● **EXERCISE INPUTS**:

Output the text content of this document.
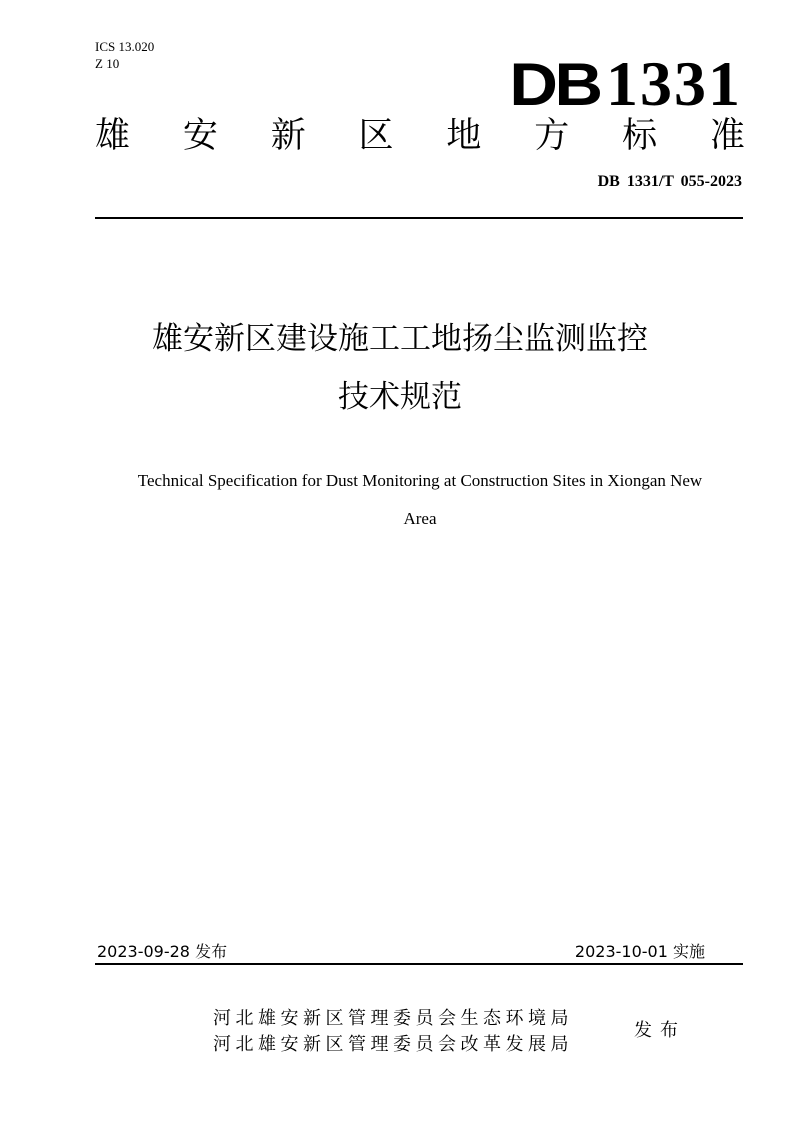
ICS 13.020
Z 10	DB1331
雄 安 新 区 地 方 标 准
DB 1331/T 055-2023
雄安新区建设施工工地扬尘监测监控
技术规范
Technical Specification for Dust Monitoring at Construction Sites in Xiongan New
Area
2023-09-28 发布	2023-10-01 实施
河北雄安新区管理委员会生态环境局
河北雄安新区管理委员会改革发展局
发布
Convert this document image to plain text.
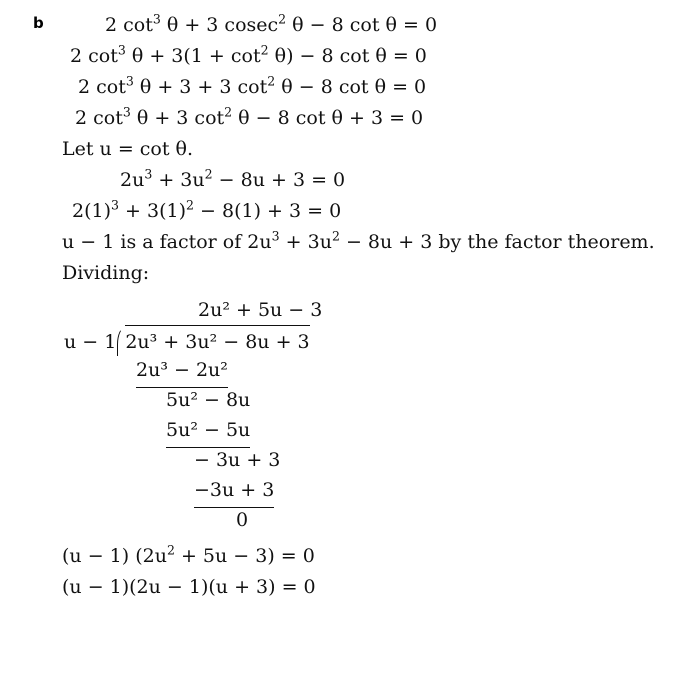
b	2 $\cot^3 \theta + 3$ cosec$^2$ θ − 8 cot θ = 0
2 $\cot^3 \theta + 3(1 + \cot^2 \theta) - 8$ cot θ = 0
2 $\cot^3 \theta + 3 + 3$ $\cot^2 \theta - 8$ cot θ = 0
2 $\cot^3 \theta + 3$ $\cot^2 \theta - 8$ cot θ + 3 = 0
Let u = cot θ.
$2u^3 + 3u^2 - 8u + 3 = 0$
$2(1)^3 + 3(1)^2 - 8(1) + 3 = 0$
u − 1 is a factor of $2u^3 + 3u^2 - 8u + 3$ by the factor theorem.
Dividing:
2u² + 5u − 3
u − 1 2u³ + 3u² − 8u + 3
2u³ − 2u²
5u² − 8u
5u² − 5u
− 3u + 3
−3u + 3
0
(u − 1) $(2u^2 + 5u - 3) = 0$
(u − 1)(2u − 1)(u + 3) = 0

● **WORK TO BE COMPLETED**:
Consider the entries above and return each line with the string "theta".

● **FULL ANSWER**:
b	2 $\cot^3 \theta + 3$ cosec$^2$ θ − 8 cot θ = 0
2 $\cot^3 \theta + 3(1 + \cot^2 \theta) - 8$ cot θ = 0
2 $\cot^3 \theta + 3 + 3$ $\cot^2 \theta - 8$ cot θ = 0
2 $\cot^3 \theta + 3$ $\cot^2 \theta - 8$ cot θ + 3 = 0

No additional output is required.